TASK DIRECTIONS |
Extract all lines that hold "JSON" from the records below.

■ ■ ■ ■ ■

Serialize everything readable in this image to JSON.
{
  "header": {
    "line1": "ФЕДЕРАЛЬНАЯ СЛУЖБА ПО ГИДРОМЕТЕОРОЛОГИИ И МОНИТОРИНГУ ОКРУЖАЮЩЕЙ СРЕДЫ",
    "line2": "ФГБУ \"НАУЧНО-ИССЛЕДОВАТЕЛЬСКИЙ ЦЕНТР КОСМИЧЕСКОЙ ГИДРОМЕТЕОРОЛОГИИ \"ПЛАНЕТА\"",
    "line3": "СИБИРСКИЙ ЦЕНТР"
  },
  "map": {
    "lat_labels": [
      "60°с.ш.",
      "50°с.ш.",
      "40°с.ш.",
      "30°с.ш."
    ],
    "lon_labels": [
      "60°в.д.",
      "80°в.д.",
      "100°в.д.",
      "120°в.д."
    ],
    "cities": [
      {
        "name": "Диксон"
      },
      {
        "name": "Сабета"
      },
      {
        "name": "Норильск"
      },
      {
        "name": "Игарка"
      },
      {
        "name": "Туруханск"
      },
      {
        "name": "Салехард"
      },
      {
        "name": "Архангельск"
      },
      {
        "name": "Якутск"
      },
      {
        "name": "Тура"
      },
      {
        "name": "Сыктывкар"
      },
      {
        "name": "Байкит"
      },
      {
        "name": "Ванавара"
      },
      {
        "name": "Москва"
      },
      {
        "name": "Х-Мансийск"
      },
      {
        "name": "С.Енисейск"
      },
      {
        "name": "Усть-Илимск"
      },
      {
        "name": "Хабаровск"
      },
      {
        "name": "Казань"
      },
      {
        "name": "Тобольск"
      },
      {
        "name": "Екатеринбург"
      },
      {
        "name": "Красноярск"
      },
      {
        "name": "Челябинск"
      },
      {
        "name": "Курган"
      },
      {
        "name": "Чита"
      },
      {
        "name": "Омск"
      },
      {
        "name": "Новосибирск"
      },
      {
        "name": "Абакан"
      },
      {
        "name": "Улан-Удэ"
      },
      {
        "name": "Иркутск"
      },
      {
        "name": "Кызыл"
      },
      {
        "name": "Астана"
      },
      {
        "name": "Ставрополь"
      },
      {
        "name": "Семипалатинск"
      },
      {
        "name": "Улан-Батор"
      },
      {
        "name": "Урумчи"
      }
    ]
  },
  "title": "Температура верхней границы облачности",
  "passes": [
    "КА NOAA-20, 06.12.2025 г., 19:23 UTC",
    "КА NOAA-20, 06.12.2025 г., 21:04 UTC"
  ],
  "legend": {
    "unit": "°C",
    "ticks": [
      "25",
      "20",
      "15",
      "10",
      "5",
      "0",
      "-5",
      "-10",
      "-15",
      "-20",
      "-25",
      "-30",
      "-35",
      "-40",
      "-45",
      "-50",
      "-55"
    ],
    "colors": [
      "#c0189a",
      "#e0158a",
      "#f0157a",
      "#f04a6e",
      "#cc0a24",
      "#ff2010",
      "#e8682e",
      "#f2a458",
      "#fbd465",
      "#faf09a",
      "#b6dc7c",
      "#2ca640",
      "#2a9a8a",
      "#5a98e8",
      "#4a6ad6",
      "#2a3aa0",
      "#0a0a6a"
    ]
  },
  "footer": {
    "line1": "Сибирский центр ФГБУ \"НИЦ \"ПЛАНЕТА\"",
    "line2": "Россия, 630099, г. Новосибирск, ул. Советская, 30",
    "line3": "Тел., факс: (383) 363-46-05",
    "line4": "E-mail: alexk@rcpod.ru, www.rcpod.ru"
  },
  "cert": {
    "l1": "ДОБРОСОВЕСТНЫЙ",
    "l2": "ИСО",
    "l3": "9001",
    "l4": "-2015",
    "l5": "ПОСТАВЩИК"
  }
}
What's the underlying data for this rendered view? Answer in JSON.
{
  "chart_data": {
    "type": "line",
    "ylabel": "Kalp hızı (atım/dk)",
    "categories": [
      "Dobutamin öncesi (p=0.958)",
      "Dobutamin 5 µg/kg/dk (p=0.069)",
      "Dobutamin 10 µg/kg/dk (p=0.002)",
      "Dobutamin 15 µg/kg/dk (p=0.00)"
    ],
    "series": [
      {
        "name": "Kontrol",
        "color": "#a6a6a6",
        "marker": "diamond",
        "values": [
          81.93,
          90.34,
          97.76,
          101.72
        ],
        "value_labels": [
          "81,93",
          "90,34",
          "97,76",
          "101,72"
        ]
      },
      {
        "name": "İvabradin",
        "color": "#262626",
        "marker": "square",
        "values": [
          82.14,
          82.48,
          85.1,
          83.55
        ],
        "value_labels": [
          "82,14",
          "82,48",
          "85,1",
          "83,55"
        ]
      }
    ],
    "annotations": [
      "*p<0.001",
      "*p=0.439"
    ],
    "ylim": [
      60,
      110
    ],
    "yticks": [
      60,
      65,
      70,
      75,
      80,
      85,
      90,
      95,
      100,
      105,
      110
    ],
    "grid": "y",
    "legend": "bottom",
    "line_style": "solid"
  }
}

■ ■ ■ ■ ■

SOLUTION BELOW |
Serialize everything readable in this image to JSON.
What's the underlying data for this rendered view? Answer in JSON.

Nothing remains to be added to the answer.